## Exercise task
Set the listing down unchanged, minus every embedded image.

## Data extract
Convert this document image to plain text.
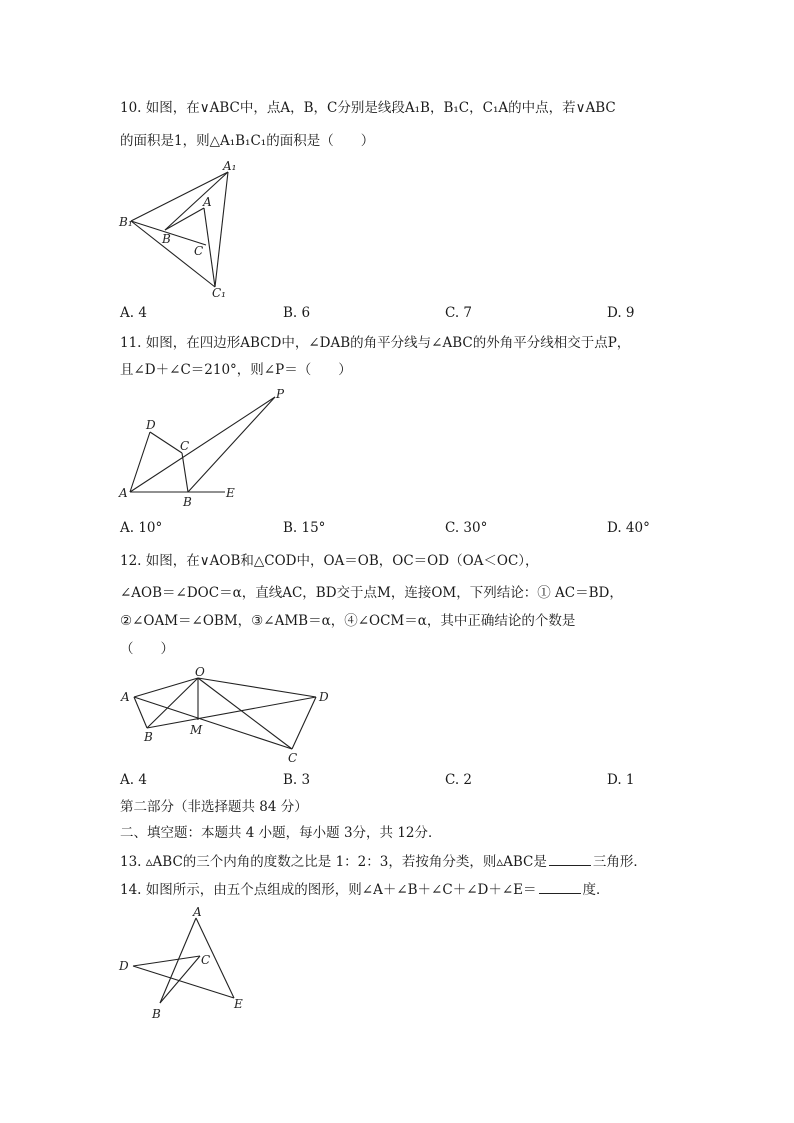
10. 如图，在∨ABC中，点A，B，C分别是线段A₁B，B₁C，C₁A的中点，若∨ABC
的面积是1，则△A₁B₁C₁的面积是（　　）
A₁
B₁
C₁
A
B
C
D
C
A
B
E
P
O
A
B	M
C
D
A
D	C
B
E
A. 4	B. 6	C. 7	D. 9
11. 如图，在四边形ABCD中，∠DAB的角平分线与∠ABC的外角平分线相交于点P，
且∠D＋∠C＝210°，则∠P＝（　　）
A. 10°	B. 15°	C. 30°	D. 40°
12. 如图，在∨AOB和△COD中，OA＝OB，OC＝OD（OA＜OC），
∠AOB＝∠DOC＝α，直线AC，BD交于点M，连接OM，下列结论：① AC＝BD，
②∠OAM＝∠OBM，③∠AMB＝α，④∠OCM＝α，其中正确结论的个数是
（　　）
A. 4	B. 3	C. 2	D. 1
第二部分（非选择题共 84 分）
二、填空题：本题共 4 小题，每小题 3分，共 12分．
13. ▵ABC的三个内角的度数之比是 1：2：3，若按角分类，则▵ABC是	三角形．
14. 如图所示，由五个点组成的图形，则∠A＋∠B＋∠C＋∠D＋∠E＝	度．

## Final result
Convert this document image to plain text.
10. 如图，在∨ABC中，点A，B，C分别是线段A₁B，B₁C，C₁A的中点，若∨ABC
的面积是1，则△A₁B₁C₁的面积是（　　）
A₁
B₁
C₁
A
B
C
D
C
A
B
E
P
O
A
B	M
C
D
A
D	C
B
E
A. 4	B. 6	C. 7	D. 9
11. 如图，在四边形ABCD中，∠DAB的角平分线与∠ABC的外角平分线相交于点P，
且∠D＋∠C＝210°，则∠P＝（　　）
A. 10°	B. 15°	C. 30°	D. 40°
12. 如图，在∨AOB和△COD中，OA＝OB，OC＝OD（OA＜OC），
∠AOB＝∠DOC＝α，直线AC，BD交于点M，连接OM，下列结论：① AC＝BD，
②∠OAM＝∠OBM，③∠AMB＝α，④∠OCM＝α，其中正确结论的个数是
（　　）
A. 4	B. 3	C. 2	D. 1
第二部分（非选择题共 84 分）
二、填空题：本题共 4 小题，每小题 3分，共 12分．
13. ▵ABC的三个内角的度数之比是 1：2：3，若按角分类，则▵ABC是	三角形．
14. 如图所示，由五个点组成的图形，则∠A＋∠B＋∠C＋∠D＋∠E＝	度．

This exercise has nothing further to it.